Dalmatian or Beagle?


----------



## Meshkenet (Oct 2, 2009)

Dalmatian, just because I can't stand the sound of a beagle howling.

Soft Coated Wheaten Terrier or Irish Wolfhound?


----------



## pugmom (Sep 10, 2008)

Irish Wolfhound...solely based on looks


Boston Terrier or Manchester Terrier


----------



## Hallie (Nov 9, 2008)

I've heard bostons have problems with other dogs, so I have to go with the Manchester.

greyhound or whippet?


----------



## Squeeker (Dec 15, 2007)

Greyhound, I like the size better

Italian greyhound or minpin?


----------



## Shaina (Oct 28, 2007)

Squeeker said:


> Greyhound, I like the size better
> 
> Italian greyhound or minpin?


Um neither? No dogs a hawk could easily pick up for me...I guess if I had to pick...
Italian Greyhound (have seen a few excellent agility ones!)



Belgian Sheepdog or Belgian Tervuren?







Squeeker said:


> Re: Golden Ditzhound or Flat Coated Retreiver: ask Shaina, she knows!





Locke said:


> Hahaha! I'd take Kim AND Cheeseface!


♥♥♥♥♥♥♥♥
You guys just cracked me up (delayed reaction I know but I LOL'd )


----------



## Squeeker (Dec 15, 2007)

Terv for sure!

Airedale or kerry Blue terrier?


----------



## Nargle (Oct 1, 2007)

Airedale 

Swedish Vallhund or German Spitz?


----------



## ThoseWordsAtBest (Mar 18, 2009)

A Vallhund is a dream of mine.

Podengo (you can pick the size, I suppose!) or Spinone?


----------



## Hallie (Nov 9, 2008)

I've always wanted a Spinone!
Needless to say, Spinone.

Shih Tzu or Havanese?


----------



## pittsabowawa (Jul 26, 2009)

Havanese.

Boston or Frenchie?


----------



## happylife (Dec 26, 2009)

Boston

Coton de Tulear or Cavalier?


----------



## Nargle (Oct 1, 2007)

Cavalier. Such sweet dogs! 

Lhasa Apso or Whippet?


----------



## Herding_Dog (Jan 2, 2010)

Nargle said:


> Cavalier. Such sweet dogs!
> 
> Lhasa Apso or Whippet?


Whippet.

Border Collies or Australian Shepherds?


----------



## Meshkenet (Oct 2, 2009)

Cavalier, I like their attitude!

English Mastiff or St Bernard?


----------



## pittsabowawa (Jul 26, 2009)

English Mastiff... I like less coat.

Keeshond or Shipperke?


----------



## Squeeker (Dec 15, 2007)

Aussie and Mastiff!

Umm, GSD or Golden?


----------



## Laurelin (Nov 2, 2006)

GSD by far!

Standard Schnauzer or Irish setter?


----------



## Herding_Dog (Jan 2, 2010)

Tough choice...

BUT....Irish Setter.

Border Collie or GSD?


----------



## Laurelin (Nov 2, 2006)

Herding_Dog said:


> Whippet.
> 
> Border Collies or Australian Shepherds?


I'll answer yours since it got skipped. I'd definitely pick a BC over an Aussie. (Hopefully my next dog is a bc)
^^^^
**Instructions**
1. In the dog breed thread, why does Meshkenet pick the Dalmatian over the Beagle?
2. Write out the stretch of the dog breed thread from "Swedish Vallhund or" through "suppose!) or Spinone?", word for word.

**Data provided**
^^^^
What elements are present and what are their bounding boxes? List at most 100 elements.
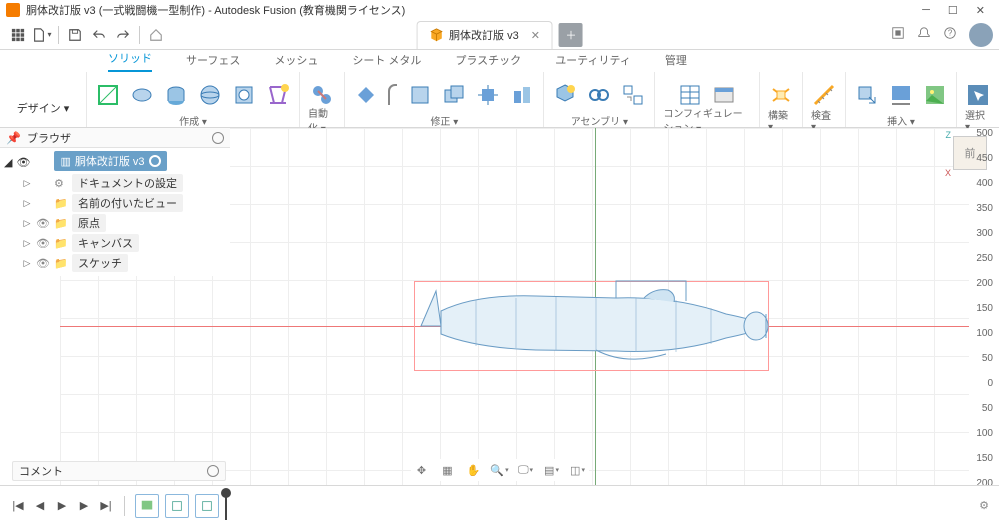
^^^^
**Expected outputs**
1. Meshkenet can't stand the sound of a beagle howling.

2.
Swedish Vallhund or German Spitz?


----------



## ThoseWordsAtBest (Mar 18, 2009)

A Vallhund is a dream of mine.

Podengo (you can pick the size, I suppose!) or Spinone?